The task => Copy each line with the word "обявената" in it.

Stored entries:
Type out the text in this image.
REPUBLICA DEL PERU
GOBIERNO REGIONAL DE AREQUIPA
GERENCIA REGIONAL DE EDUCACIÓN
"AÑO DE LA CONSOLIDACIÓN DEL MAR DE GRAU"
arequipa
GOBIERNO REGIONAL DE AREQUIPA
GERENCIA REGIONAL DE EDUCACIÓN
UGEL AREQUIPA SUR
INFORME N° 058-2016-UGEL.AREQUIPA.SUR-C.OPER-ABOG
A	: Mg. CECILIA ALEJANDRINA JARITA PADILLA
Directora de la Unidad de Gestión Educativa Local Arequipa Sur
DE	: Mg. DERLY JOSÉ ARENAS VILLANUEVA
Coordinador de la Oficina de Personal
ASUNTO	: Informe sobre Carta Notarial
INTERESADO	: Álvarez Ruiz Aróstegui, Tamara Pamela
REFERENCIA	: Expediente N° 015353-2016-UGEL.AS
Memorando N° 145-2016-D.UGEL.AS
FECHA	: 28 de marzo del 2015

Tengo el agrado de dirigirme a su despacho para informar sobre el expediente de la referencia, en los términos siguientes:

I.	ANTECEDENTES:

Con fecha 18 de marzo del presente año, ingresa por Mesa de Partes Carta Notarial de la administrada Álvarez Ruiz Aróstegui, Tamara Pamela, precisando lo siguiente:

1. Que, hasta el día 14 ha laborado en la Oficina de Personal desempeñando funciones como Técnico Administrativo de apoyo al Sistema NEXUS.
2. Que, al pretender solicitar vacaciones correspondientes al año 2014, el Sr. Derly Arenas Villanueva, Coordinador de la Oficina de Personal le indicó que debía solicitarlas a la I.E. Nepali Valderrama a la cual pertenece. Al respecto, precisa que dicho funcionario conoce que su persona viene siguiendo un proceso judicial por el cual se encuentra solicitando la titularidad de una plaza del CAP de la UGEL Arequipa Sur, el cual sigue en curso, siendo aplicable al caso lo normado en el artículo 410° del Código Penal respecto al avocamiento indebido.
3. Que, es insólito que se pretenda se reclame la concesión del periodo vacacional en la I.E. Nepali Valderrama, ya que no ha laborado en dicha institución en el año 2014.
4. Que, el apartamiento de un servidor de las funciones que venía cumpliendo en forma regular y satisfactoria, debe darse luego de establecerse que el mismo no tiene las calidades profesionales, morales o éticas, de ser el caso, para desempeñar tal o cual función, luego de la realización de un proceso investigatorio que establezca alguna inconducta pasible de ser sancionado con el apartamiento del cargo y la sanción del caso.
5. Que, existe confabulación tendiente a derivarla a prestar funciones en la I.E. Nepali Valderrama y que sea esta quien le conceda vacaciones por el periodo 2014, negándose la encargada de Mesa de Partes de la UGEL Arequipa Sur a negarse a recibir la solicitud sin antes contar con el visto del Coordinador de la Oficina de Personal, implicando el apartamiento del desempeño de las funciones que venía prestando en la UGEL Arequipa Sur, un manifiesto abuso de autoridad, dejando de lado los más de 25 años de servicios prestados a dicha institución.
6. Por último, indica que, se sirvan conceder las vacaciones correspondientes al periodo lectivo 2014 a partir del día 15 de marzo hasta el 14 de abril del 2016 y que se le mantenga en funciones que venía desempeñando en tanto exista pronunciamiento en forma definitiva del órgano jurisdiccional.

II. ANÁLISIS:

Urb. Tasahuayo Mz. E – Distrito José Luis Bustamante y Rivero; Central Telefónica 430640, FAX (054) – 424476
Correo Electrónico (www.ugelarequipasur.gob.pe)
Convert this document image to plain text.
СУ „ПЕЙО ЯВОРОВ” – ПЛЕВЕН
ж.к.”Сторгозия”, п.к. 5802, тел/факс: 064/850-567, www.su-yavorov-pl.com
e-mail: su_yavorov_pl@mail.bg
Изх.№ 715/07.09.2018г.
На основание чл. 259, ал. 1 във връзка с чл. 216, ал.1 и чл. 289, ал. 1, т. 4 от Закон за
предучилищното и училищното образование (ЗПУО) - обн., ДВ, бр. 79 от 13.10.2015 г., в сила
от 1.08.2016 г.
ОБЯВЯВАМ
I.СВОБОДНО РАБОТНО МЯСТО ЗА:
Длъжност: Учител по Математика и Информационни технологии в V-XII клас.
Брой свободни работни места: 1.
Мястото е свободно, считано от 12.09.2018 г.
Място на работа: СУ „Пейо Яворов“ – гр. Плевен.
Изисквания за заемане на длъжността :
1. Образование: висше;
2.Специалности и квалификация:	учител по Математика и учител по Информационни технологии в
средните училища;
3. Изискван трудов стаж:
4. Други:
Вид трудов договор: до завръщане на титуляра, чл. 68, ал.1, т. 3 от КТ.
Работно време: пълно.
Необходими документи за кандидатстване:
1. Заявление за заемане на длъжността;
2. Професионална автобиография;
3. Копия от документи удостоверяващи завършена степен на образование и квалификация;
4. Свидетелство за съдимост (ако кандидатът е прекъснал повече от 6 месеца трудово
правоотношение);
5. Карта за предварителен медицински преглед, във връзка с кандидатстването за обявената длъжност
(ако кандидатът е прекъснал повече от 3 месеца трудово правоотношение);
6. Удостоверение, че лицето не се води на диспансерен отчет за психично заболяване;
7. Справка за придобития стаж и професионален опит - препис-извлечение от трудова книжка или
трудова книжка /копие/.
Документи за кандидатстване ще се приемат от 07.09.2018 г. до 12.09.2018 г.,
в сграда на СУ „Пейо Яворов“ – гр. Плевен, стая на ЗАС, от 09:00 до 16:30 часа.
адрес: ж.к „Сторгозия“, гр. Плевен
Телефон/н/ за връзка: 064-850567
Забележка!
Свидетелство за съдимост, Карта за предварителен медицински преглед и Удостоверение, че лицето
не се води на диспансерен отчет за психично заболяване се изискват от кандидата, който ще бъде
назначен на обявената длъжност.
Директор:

Complete response =>
5. Карта за предварителен медицински преглед, във връзка с кандидатстването за обявената длъжност
назначен на обявената длъжност.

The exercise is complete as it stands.